■ **TASK TO COMPLETE**:
Set out the rows from the one containing "500, 121, 521]" through the one containing "495, 55, 521]" as a numbered list, both of those rows included and any blank lines omitted.
____ MATERIAL SUPPLIED
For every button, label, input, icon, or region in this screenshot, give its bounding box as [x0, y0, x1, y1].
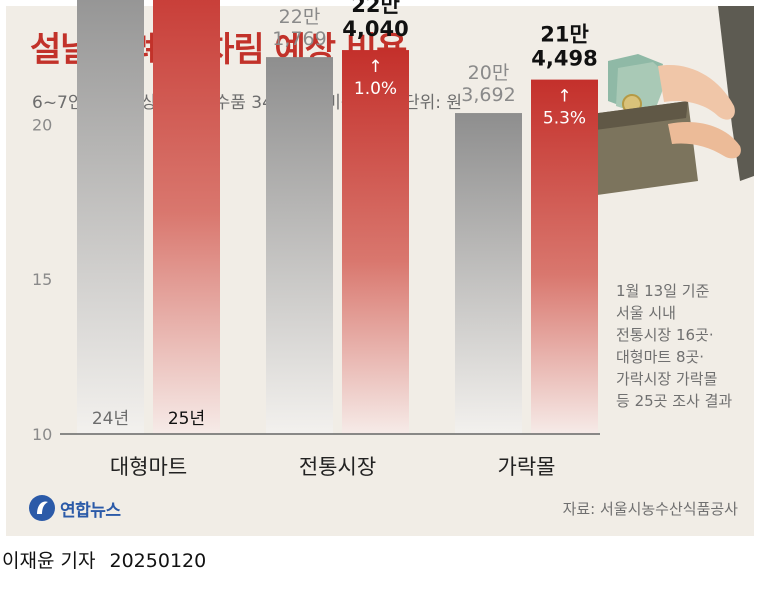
logo-text: 연합뉴스	[60, 500, 121, 521]
value-label-2024: 22만 1,769	[272, 6, 326, 50]
change-label: ↑ 5.3%	[543, 87, 586, 129]
bar-2025	[153, 0, 220, 435]
value-label-2025: 21만 4,498	[531, 23, 597, 71]
change-label: ↑ 1.0%	[354, 57, 397, 99]
byline: 이재윤 기자 20250120	[2, 546, 214, 573]
y-tick-label: 20	[32, 115, 52, 134]
category-label: 대형마트	[110, 455, 187, 479]
bar-2024	[455, 113, 522, 434]
yonhap-logo: 연합뉴스	[28, 494, 121, 522]
data-source: 자료: 서울시농수산식품공사	[562, 500, 738, 518]
yonhap-logo-icon	[29, 495, 55, 521]
y-tick-label: 15	[32, 270, 52, 289]
bar-2024	[77, 0, 144, 434]
byline-author: 이재윤 기자	[2, 550, 96, 572]
bar-2024	[266, 57, 333, 435]
y-tick-label: 10	[32, 425, 52, 444]
wallet-with-cash-illustration	[576, 6, 754, 196]
series-label-2025: 25년	[168, 409, 205, 429]
byline-date: 20250120	[109, 550, 207, 572]
bar-2025	[531, 79, 598, 435]
bar-2025	[342, 50, 409, 435]
category-label: 전통시장	[299, 455, 376, 479]
bar-chart: 1015202525만2,64025만8,854↑2.5%대형마트24년25년2…	[32, 0, 600, 479]
category-label: 가락몰	[498, 455, 556, 479]
value-label-2024: 20만 3,692	[461, 62, 515, 106]
series-label-2024: 24년	[92, 409, 129, 429]
survey-note: 1월 13일 기준 서울 시내 전통시장 16곳· 대형마트 8곳· 가락시장 …	[616, 282, 733, 410]
value-label-2025: 22만 4,040	[342, 0, 408, 41]
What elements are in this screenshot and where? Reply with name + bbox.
________
■ **SOLVED PROBLEM**:
1. logo-text: 연합뉴스	[60, 500, 121, 521]
2. value-label-2024: 22만 1,769	[272, 6, 326, 50]
3. change-label: ↑ 5.3%	[543, 87, 586, 129]
4. bar-2025	[153, 0, 220, 435]
5. value-label-2025: 21만 4,498	[531, 23, 597, 71]
6. change-label: ↑ 1.0%	[354, 57, 397, 99]
7. byline: 이재윤 기자 20250120	[2, 546, 214, 573]
8. y-tick-label: 20	[32, 115, 52, 134]
9. category-label: 대형마트	[110, 455, 187, 479]
10. bar-2024	[455, 113, 522, 434]
11. yonhap-logo: 연합뉴스	[28, 494, 121, 522]
12. data-source: 자료: 서울시농수산식품공사	[562, 500, 738, 518]
13. yonhap-logo-icon	[29, 495, 55, 521]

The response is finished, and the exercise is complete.